_What this task involves_
Look for the string "title" in the lines and copy each line that has it.

Figure collection entries:
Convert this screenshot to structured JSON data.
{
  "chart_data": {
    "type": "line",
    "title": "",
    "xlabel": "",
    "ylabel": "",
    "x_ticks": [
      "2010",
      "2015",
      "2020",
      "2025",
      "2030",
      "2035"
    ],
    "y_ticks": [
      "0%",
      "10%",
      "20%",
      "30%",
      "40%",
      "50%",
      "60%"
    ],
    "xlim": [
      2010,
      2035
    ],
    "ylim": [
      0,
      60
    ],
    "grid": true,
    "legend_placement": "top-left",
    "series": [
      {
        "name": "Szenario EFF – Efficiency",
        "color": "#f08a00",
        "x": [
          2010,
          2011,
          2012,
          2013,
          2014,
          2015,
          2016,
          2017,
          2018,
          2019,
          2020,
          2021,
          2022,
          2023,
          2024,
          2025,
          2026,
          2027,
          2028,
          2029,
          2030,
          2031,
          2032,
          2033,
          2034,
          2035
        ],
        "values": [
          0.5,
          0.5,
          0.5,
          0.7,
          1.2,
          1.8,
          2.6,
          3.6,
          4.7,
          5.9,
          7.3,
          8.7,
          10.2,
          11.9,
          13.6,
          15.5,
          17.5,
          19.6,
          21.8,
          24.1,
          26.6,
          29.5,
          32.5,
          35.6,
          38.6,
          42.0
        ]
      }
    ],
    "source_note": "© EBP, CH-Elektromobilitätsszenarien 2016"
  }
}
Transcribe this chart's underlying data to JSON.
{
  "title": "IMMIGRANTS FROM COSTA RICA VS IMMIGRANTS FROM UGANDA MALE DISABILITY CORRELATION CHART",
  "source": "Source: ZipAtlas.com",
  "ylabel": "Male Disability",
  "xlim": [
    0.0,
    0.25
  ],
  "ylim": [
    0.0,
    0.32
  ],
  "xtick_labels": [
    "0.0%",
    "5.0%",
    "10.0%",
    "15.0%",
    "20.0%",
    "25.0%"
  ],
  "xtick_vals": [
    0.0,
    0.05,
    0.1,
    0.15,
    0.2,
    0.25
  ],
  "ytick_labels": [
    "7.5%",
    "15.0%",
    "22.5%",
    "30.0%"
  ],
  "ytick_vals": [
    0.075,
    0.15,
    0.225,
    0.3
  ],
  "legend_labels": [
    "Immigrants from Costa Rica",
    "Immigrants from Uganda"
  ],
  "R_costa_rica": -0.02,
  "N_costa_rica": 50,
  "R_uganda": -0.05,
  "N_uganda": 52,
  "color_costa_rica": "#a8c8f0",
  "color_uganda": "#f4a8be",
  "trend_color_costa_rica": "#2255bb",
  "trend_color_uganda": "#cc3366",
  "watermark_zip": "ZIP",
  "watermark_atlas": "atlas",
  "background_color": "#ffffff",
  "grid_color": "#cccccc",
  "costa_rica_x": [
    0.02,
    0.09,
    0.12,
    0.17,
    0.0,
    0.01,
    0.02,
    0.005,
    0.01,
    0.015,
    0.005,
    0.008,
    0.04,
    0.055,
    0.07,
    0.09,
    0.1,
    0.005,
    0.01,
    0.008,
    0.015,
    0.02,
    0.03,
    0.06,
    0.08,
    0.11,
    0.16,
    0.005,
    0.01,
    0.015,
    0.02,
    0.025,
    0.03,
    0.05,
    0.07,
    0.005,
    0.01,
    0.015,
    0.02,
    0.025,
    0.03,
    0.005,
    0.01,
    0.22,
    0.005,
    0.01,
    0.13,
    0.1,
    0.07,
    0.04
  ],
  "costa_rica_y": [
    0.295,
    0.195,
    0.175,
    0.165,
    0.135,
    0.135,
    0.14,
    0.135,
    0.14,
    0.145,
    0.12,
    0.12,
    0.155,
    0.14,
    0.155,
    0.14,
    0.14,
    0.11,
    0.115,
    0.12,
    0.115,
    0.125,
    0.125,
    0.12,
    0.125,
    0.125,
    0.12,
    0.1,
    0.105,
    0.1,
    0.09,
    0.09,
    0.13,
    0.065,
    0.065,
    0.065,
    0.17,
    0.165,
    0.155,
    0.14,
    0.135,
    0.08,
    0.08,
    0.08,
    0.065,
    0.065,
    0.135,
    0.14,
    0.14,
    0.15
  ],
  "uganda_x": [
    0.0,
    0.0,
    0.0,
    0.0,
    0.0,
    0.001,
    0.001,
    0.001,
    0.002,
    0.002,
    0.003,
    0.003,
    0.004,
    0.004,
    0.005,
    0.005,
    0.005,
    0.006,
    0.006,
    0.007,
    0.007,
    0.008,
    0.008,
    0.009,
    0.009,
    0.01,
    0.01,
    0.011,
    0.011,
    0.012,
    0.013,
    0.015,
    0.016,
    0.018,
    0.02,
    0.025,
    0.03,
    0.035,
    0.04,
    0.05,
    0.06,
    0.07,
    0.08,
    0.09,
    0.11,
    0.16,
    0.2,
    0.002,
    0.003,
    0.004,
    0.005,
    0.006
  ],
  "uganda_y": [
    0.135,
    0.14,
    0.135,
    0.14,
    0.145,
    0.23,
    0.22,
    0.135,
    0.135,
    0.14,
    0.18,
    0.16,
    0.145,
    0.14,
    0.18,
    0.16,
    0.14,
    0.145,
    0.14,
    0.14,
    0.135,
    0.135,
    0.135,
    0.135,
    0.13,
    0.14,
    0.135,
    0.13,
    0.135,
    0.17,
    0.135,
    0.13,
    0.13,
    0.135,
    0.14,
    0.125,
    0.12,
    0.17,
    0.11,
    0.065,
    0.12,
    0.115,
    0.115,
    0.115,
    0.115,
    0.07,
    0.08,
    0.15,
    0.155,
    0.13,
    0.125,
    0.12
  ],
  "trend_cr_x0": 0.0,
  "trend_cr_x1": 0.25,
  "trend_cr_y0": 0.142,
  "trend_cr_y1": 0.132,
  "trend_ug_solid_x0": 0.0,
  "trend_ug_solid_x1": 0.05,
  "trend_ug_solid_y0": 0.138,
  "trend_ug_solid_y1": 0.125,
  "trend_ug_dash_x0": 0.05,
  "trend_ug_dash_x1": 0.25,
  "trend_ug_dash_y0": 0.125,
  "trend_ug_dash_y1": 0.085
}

_Solved exercise_
    "title": "",
  "title": "IMMIGRANTS FROM COSTA RICA VS IMMIGRANTS FROM UGANDA MALE DISABILITY CORRELATION CHART",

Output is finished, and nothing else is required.